» **Short exercise**: Track down each line that has the word "piekarnika" and copy it.

-------- Data excerpts --------

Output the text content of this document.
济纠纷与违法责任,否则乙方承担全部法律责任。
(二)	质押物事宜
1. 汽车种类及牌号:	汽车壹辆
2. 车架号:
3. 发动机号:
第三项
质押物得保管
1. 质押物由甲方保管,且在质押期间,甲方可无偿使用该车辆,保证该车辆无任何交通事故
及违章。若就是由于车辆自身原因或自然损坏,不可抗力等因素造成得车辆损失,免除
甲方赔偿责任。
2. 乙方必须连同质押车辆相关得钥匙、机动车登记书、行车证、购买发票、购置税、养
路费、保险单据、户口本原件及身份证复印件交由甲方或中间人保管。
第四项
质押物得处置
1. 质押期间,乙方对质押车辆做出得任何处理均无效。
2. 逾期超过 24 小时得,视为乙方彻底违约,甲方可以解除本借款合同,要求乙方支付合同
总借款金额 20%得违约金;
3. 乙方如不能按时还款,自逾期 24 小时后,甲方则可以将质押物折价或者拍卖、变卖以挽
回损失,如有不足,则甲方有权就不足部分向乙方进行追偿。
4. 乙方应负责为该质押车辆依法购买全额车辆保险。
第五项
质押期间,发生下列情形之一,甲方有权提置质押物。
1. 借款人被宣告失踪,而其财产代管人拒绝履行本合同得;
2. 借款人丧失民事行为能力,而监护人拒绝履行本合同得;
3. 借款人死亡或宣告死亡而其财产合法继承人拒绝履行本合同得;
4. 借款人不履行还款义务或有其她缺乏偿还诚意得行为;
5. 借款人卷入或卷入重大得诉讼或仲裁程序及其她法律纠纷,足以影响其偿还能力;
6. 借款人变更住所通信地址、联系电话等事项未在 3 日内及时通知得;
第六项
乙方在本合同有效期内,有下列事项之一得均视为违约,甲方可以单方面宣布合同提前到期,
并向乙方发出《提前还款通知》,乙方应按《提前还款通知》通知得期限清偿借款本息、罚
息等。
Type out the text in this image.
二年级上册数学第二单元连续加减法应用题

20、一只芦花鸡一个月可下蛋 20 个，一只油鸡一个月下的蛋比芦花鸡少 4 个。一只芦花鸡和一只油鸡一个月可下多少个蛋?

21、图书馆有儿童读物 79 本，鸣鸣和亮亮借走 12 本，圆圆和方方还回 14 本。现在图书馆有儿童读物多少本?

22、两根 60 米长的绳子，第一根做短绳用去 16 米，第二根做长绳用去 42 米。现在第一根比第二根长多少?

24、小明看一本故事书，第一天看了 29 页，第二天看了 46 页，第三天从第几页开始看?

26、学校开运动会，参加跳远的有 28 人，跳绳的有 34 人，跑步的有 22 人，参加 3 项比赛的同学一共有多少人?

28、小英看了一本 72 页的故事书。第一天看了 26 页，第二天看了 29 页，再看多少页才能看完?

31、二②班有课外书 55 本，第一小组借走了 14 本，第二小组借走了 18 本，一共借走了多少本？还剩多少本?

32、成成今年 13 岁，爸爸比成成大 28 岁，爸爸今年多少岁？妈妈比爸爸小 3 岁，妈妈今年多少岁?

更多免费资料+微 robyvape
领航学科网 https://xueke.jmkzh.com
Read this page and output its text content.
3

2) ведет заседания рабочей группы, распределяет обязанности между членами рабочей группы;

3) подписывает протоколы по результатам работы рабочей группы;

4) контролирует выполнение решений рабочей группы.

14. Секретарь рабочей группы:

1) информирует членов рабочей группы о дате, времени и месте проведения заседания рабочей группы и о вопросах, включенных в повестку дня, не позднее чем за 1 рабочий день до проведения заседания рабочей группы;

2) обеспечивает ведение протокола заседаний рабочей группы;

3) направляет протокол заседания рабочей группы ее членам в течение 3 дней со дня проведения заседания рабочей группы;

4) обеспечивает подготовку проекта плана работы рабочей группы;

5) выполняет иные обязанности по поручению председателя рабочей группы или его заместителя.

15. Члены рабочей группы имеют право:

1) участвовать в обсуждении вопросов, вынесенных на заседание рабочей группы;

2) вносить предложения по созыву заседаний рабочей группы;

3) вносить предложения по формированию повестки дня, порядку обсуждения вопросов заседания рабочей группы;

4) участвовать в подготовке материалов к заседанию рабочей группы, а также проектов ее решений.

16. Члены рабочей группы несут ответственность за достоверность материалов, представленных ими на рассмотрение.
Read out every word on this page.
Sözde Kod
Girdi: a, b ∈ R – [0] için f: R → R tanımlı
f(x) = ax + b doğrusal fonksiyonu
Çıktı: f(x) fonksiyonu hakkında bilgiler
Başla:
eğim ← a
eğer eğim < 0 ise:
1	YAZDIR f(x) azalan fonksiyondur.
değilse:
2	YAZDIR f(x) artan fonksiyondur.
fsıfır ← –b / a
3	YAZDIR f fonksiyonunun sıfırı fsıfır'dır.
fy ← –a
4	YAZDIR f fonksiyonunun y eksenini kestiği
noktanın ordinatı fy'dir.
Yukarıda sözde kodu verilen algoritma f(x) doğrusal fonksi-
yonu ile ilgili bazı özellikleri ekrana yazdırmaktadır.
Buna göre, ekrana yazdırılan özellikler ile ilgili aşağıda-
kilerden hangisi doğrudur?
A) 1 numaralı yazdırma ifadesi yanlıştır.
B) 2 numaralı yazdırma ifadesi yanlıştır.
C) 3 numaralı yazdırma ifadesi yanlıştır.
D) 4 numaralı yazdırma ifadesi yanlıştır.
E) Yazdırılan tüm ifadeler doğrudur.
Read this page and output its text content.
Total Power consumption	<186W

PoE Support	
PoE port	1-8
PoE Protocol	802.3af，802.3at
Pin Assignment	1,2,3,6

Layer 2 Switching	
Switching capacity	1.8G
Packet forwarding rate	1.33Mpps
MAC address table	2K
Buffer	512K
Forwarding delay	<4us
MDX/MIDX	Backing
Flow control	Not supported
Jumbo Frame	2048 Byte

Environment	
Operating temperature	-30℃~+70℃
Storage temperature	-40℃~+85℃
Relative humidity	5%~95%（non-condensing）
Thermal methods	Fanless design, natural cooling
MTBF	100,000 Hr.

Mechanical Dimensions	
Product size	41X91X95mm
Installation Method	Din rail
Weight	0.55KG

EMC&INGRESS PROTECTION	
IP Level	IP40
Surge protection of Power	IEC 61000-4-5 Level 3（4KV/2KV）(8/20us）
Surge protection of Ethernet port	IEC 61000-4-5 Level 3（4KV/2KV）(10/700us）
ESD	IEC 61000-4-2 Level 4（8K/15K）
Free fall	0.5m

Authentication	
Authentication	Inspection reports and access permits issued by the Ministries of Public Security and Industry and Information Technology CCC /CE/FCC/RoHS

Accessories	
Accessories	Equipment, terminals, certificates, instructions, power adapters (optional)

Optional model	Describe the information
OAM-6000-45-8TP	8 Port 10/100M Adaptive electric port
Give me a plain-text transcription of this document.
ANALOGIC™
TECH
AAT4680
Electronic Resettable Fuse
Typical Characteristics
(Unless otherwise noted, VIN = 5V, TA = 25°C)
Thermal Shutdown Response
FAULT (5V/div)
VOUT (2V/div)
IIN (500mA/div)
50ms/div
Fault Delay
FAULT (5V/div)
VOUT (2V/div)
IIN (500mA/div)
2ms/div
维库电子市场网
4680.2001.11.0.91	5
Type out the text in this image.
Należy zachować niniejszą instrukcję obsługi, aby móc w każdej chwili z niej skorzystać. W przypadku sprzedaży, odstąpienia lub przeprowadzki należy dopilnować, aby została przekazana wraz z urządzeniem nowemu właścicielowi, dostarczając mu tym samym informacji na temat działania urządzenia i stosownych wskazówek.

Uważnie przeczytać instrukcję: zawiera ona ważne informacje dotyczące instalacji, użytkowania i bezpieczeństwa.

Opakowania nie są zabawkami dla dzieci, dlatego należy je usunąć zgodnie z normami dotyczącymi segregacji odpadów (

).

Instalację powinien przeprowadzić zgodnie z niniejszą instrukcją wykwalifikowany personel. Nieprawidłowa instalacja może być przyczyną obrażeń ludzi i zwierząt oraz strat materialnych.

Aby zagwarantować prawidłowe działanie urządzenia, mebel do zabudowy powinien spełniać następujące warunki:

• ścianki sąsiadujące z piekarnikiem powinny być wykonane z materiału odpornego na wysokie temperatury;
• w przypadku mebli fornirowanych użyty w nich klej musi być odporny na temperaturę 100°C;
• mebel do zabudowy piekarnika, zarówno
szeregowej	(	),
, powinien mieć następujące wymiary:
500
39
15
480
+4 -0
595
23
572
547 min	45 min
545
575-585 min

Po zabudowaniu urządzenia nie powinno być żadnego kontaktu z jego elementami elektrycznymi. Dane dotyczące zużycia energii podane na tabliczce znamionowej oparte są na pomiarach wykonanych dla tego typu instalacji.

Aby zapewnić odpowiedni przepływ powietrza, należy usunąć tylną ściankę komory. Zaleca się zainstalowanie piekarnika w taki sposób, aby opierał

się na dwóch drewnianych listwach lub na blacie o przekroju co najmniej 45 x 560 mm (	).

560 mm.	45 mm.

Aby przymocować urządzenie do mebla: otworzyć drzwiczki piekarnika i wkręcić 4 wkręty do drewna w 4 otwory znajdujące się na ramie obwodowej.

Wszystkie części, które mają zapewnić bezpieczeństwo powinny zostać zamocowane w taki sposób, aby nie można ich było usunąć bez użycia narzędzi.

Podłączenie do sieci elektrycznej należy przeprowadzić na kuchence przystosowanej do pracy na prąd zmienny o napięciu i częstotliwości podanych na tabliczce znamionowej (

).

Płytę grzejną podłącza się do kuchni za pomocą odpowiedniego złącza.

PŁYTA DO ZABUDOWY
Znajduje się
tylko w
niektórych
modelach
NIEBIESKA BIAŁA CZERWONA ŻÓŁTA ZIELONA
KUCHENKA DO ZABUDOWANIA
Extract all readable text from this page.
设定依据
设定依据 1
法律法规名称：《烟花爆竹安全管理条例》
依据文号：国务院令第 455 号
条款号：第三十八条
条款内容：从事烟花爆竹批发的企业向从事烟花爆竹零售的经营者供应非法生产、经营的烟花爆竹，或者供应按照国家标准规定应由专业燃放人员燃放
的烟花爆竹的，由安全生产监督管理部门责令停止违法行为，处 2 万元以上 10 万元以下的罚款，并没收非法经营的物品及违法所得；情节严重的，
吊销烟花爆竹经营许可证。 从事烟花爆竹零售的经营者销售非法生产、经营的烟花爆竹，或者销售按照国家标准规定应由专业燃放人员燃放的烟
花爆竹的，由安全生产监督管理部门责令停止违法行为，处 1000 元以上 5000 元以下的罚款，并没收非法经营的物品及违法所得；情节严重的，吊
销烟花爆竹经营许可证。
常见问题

--------

» **In response**:
• mebel do zabudowy piekarnika, zarówno
Aby zapewnić odpowiedni przepływ powietrza, należy usunąć tylną ściankę komory. Zaleca się zainstalowanie piekarnika w taki sposób, aby opierał
Aby przymocować urządzenie do mebla: otworzyć drzwiczki piekarnika i wkręcić 4 wkręty do drewna w 4 otwory znajdujące się na ramie obwodowej.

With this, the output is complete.